*THE PROBLEM*.
Write out the data again in full, exactly as it reads.

*MATERIAL FOR THIS TASK*.
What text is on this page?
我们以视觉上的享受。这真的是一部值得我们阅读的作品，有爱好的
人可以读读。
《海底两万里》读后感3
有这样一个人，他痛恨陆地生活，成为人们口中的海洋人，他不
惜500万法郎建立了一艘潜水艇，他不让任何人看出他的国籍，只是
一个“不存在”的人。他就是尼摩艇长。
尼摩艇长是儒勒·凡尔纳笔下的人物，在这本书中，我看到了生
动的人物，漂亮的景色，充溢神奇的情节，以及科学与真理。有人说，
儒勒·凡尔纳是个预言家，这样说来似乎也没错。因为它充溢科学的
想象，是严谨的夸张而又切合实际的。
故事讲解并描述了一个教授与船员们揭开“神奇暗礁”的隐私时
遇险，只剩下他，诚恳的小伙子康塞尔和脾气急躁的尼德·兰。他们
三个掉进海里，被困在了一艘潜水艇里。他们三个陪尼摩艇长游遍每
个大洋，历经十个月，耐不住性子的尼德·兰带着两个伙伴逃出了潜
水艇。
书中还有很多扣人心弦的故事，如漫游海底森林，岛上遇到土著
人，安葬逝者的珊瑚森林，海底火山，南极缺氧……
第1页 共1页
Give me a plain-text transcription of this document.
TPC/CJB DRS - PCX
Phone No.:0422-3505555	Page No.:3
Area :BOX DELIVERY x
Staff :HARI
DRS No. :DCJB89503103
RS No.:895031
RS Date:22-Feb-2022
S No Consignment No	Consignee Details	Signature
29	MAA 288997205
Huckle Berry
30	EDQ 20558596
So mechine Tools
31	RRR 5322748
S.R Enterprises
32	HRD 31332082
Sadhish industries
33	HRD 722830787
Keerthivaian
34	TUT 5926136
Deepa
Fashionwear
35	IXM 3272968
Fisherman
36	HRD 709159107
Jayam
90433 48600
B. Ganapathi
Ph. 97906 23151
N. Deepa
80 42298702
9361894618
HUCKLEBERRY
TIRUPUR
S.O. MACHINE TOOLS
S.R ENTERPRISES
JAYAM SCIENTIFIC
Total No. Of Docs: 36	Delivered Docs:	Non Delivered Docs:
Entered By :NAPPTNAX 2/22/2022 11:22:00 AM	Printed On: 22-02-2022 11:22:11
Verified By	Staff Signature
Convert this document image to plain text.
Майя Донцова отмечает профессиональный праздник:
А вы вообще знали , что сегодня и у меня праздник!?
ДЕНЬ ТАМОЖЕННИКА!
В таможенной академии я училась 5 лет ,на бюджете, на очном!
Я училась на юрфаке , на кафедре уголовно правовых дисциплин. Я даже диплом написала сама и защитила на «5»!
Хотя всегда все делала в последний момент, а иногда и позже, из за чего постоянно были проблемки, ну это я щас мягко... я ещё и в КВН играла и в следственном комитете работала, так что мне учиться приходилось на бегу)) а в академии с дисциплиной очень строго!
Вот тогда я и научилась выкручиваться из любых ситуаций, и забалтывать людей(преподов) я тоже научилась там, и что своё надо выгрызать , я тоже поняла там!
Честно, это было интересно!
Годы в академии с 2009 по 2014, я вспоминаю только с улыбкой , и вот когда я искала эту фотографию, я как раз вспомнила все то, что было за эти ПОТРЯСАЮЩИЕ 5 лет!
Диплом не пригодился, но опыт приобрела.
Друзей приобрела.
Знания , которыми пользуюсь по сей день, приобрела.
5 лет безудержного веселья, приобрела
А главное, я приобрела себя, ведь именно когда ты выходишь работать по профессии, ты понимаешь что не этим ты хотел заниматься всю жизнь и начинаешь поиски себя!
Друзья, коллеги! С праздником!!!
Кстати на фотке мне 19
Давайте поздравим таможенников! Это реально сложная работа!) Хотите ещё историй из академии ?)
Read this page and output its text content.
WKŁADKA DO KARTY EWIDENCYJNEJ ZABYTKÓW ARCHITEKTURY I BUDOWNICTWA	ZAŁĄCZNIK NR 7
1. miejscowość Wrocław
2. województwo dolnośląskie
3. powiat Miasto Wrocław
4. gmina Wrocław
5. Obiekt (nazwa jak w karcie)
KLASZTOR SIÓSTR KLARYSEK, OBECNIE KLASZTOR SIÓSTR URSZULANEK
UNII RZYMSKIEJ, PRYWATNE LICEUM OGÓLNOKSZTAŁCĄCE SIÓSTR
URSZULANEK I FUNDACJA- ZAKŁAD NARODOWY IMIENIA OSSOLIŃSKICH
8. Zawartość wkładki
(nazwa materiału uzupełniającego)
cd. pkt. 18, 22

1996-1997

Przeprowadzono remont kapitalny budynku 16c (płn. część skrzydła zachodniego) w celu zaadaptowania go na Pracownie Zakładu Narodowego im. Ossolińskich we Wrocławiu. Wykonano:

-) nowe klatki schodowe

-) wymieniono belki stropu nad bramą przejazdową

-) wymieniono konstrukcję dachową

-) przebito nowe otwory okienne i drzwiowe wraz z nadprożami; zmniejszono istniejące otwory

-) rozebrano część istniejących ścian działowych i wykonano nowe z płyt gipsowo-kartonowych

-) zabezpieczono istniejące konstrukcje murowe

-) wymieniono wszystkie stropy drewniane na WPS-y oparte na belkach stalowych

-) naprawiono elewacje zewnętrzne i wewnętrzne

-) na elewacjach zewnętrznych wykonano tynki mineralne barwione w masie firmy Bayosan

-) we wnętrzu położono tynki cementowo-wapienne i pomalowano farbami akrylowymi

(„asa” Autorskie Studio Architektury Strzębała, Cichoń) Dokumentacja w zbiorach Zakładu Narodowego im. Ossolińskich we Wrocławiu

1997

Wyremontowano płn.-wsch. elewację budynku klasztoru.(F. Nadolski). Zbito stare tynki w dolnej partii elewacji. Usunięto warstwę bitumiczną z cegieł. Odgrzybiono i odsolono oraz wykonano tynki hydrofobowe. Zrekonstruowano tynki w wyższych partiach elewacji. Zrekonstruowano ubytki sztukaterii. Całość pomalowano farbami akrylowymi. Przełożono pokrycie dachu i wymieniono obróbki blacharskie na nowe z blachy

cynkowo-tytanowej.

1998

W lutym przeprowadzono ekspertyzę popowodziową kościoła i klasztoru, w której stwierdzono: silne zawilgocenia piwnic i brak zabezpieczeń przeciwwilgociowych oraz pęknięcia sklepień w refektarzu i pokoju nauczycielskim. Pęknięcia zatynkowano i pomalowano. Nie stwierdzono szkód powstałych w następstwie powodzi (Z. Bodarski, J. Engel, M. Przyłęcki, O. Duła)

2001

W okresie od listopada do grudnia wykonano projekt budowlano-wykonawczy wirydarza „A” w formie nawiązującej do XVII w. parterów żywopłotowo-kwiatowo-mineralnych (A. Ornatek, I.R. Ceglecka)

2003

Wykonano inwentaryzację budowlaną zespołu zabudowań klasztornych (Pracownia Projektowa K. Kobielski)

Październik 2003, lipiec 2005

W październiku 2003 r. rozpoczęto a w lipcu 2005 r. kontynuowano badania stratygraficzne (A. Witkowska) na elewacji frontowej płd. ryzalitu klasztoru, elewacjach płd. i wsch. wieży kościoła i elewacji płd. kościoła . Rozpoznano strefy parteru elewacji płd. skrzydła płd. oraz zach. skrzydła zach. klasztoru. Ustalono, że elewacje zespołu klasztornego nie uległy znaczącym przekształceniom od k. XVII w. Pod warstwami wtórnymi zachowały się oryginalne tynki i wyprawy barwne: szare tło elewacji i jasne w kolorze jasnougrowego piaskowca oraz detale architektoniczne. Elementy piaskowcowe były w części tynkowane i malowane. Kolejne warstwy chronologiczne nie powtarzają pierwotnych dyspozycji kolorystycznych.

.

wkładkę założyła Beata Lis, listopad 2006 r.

*SOLUTION BELOW*.
What text is on this page?
我们以视觉上的享受。这真的是一部值得我们阅读的作品，有爱好的
人可以读读。
《海底两万里》读后感3
有这样一个人，他痛恨陆地生活，成为人们口中的海洋人，他不
惜500万法郎建立了一艘潜水艇，他不让任何人看出他的国籍，只是
一个“不存在”的人。他就是尼摩艇长。
尼摩艇长是儒勒·凡尔纳笔下的人物，在这本书中，我看到了生
动的人物，漂亮的景色，充溢神奇的情节，以及科学与真理。有人说，
儒勒·凡尔纳是个预言家，这样说来似乎也没错。因为它充溢科学的
想象，是严谨的夸张而又切合实际的。
故事讲解并描述了一个教授与船员们揭开“神奇暗礁”的隐私时
遇险，只剩下他，诚恳的小伙子康塞尔和脾气急躁的尼德·兰。他们
三个掉进海里，被困在了一艘潜水艇里。他们三个陪尼摩艇长游遍每
个大洋，历经十个月，耐不住性子的尼德·兰带着两个伙伴逃出了潜
水艇。
书中还有很多扣人心弦的故事，如漫游海底森林，岛上遇到土著
人，安葬逝者的珊瑚森林，海底火山，南极缺氧……
第1页 共1页
Give me a plain-text transcription of this document.
TPC/CJB DRS - PCX
Phone No.:0422-3505555	Page No.:3
Area :BOX DELIVERY x
Staff :HARI
DRS No. :DCJB89503103
RS No.:895031
RS Date:22-Feb-2022
S No Consignment No	Consignee Details	Signature
29	MAA 288997205
Huckle Berry
30	EDQ 20558596
So mechine Tools
31	RRR 5322748
S.R Enterprises
32	HRD 31332082
Sadhish industries
33	HRD 722830787
Keerthivaian
34	TUT 5926136
Deepa
Fashionwear
35	IXM 3272968
Fisherman
36	HRD 709159107
Jayam
90433 48600
B. Ganapathi
Ph. 97906 23151
N. Deepa
80 42298702
9361894618
HUCKLEBERRY
TIRUPUR
S.O. MACHINE TOOLS
S.R ENTERPRISES
JAYAM SCIENTIFIC
Total No. Of Docs: 36	Delivered Docs:	Non Delivered Docs:
Entered By :NAPPTNAX 2/22/2022 11:22:00 AM	Printed On: 22-02-2022 11:22:11
Verified By	Staff Signature
Convert this document image to plain text.
Майя Донцова отмечает профессиональный праздник:
А вы вообще знали , что сегодня и у меня праздник!?
ДЕНЬ ТАМОЖЕННИКА!
В таможенной академии я училась 5 лет ,на бюджете, на очном!
Я училась на юрфаке , на кафедре уголовно правовых дисциплин. Я даже диплом написала сама и защитила на «5»!
Хотя всегда все делала в последний момент, а иногда и позже, из за чего постоянно были проблемки, ну это я щас мягко... я ещё и в КВН играла и в следственном комитете работала, так что мне учиться приходилось на бегу)) а в академии с дисциплиной очень строго!
Вот тогда я и научилась выкручиваться из любых ситуаций, и забалтывать людей(преподов) я тоже научилась там, и что своё надо выгрызать , я тоже поняла там!
Честно, это было интересно!
Годы в академии с 2009 по 2014, я вспоминаю только с улыбкой , и вот когда я искала эту фотографию, я как раз вспомнила все то, что было за эти ПОТРЯСАЮЩИЕ 5 лет!
Диплом не пригодился, но опыт приобрела.
Друзей приобрела.
Знания , которыми пользуюсь по сей день, приобрела.
5 лет безудержного веселья, приобрела
А главное, я приобрела себя, ведь именно когда ты выходишь работать по профессии, ты понимаешь что не этим ты хотел заниматься всю жизнь и начинаешь поиски себя!
Друзья, коллеги! С праздником!!!
Кстати на фотке мне 19
Давайте поздравим таможенников! Это реально сложная работа!) Хотите ещё историй из академии ?)
Read this page and output its text content.
WKŁADKA DO KARTY EWIDENCYJNEJ ZABYTKÓW ARCHITEKTURY I BUDOWNICTWA	ZAŁĄCZNIK NR 7
1. miejscowość Wrocław
2. województwo dolnośląskie
3. powiat Miasto Wrocław
4. gmina Wrocław
5. Obiekt (nazwa jak w karcie)
KLASZTOR SIÓSTR KLARYSEK, OBECNIE KLASZTOR SIÓSTR URSZULANEK
UNII RZYMSKIEJ, PRYWATNE LICEUM OGÓLNOKSZTAŁCĄCE SIÓSTR
URSZULANEK I FUNDACJA- ZAKŁAD NARODOWY IMIENIA OSSOLIŃSKICH
8. Zawartość wkładki
(nazwa materiału uzupełniającego)
cd. pkt. 18, 22

1996-1997

Przeprowadzono remont kapitalny budynku 16c (płn. część skrzydła zachodniego) w celu zaadaptowania go na Pracownie Zakładu Narodowego im. Ossolińskich we Wrocławiu. Wykonano:

-) nowe klatki schodowe

-) wymieniono belki stropu nad bramą przejazdową

-) wymieniono konstrukcję dachową

-) przebito nowe otwory okienne i drzwiowe wraz z nadprożami; zmniejszono istniejące otwory

-) rozebrano część istniejących ścian działowych i wykonano nowe z płyt gipsowo-kartonowych

-) zabezpieczono istniejące konstrukcje murowe

-) wymieniono wszystkie stropy drewniane na WPS-y oparte na belkach stalowych

-) naprawiono elewacje zewnętrzne i wewnętrzne

-) na elewacjach zewnętrznych wykonano tynki mineralne barwione w masie firmy Bayosan

-) we wnętrzu położono tynki cementowo-wapienne i pomalowano farbami akrylowymi

(„asa” Autorskie Studio Architektury Strzębała, Cichoń) Dokumentacja w zbiorach Zakładu Narodowego im. Ossolińskich we Wrocławiu

1997

Wyremontowano płn.-wsch. elewację budynku klasztoru.(F. Nadolski). Zbito stare tynki w dolnej partii elewacji. Usunięto warstwę bitumiczną z cegieł. Odgrzybiono i odsolono oraz wykonano tynki hydrofobowe. Zrekonstruowano tynki w wyższych partiach elewacji. Zrekonstruowano ubytki sztukaterii. Całość pomalowano farbami akrylowymi. Przełożono pokrycie dachu i wymieniono obróbki blacharskie na nowe z blachy

cynkowo-tytanowej.

1998

W lutym przeprowadzono ekspertyzę popowodziową kościoła i klasztoru, w której stwierdzono: silne zawilgocenia piwnic i brak zabezpieczeń przeciwwilgociowych oraz pęknięcia sklepień w refektarzu i pokoju nauczycielskim. Pęknięcia zatynkowano i pomalowano. Nie stwierdzono szkód powstałych w następstwie powodzi (Z. Bodarski, J. Engel, M. Przyłęcki, O. Duła)

2001

W okresie od listopada do grudnia wykonano projekt budowlano-wykonawczy wirydarza „A” w formie nawiązującej do XVII w. parterów żywopłotowo-kwiatowo-mineralnych (A. Ornatek, I.R. Ceglecka)

2003

Wykonano inwentaryzację budowlaną zespołu zabudowań klasztornych (Pracownia Projektowa K. Kobielski)

Październik 2003, lipiec 2005

W październiku 2003 r. rozpoczęto a w lipcu 2005 r. kontynuowano badania stratygraficzne (A. Witkowska) na elewacji frontowej płd. ryzalitu klasztoru, elewacjach płd. i wsch. wieży kościoła i elewacji płd. kościoła . Rozpoznano strefy parteru elewacji płd. skrzydła płd. oraz zach. skrzydła zach. klasztoru. Ustalono, że elewacje zespołu klasztornego nie uległy znaczącym przekształceniom od k. XVII w. Pod warstwami wtórnymi zachowały się oryginalne tynki i wyprawy barwne: szare tło elewacji i jasne w kolorze jasnougrowego piaskowca oraz detale architektoniczne. Elementy piaskowcowe były w części tynkowane i malowane. Kolejne warstwy chronologiczne nie powtarzają pierwotnych dyspozycji kolorystycznych.

.

wkładkę założyła Beata Lis, listopad 2006 r.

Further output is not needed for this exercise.